Records
⁂

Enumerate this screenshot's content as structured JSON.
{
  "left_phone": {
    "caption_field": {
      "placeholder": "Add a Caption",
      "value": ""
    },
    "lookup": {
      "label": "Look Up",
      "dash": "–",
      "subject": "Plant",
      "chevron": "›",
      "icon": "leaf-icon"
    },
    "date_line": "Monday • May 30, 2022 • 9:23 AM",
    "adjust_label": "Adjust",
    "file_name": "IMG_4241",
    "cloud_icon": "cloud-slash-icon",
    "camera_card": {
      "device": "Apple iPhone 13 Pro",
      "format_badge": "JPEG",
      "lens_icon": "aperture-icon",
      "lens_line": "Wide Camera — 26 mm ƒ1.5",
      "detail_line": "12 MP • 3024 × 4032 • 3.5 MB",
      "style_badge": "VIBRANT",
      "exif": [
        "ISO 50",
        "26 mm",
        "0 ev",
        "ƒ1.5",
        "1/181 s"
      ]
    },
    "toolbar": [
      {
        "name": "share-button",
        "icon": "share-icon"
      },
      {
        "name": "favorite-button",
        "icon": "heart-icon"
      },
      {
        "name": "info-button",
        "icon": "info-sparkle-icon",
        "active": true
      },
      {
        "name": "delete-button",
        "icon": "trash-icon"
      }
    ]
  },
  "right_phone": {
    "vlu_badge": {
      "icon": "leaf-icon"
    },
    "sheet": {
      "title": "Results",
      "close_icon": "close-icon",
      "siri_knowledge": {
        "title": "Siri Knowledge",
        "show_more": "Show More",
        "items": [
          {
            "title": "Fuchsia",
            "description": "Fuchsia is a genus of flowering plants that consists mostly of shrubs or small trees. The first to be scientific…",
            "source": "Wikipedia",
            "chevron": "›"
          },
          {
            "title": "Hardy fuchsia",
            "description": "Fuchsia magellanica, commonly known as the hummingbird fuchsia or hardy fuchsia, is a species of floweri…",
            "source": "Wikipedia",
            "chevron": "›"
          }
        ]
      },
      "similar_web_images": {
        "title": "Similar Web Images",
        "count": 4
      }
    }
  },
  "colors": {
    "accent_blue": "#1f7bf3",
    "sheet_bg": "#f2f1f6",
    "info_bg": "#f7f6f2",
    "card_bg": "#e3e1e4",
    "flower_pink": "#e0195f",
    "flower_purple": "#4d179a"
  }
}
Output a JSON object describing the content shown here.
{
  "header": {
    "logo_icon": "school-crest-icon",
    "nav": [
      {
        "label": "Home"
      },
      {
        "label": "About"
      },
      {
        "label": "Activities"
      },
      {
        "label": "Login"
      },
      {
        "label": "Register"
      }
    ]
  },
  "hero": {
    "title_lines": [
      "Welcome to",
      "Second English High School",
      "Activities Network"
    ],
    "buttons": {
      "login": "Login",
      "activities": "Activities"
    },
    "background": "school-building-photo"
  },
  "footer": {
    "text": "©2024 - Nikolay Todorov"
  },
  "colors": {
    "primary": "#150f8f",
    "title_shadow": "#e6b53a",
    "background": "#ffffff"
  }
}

⁂

Prompt – Take the line with "Output a JSON" and all lines after it to the last line, and reproduce them exactly.

Result –
Output a JSON object describing the content shown here.
{
  "header": {
    "logo_icon": "school-crest-icon",
    "nav": [
      {
        "label": "Home"
      },
      {
        "label": "About"
      },
      {
        "label": "Activities"
      },
      {
        "label": "Login"
      },
      {
        "label": "Register"
      }
    ]
  },
  "hero": {
    "title_lines": [
      "Welcome to",
      "Second English High School",
      "Activities Network"
    ],
    "buttons": {
      "login": "Login",
      "activities": "Activities"
    },
    "background": "school-building-photo"
  },
  "footer": {
    "text": "©2024 - Nikolay Todorov"
  },
  "colors": {
    "primary": "#150f8f",
    "title_shadow": "#e6b53a",
    "background": "#ffffff"
  }
}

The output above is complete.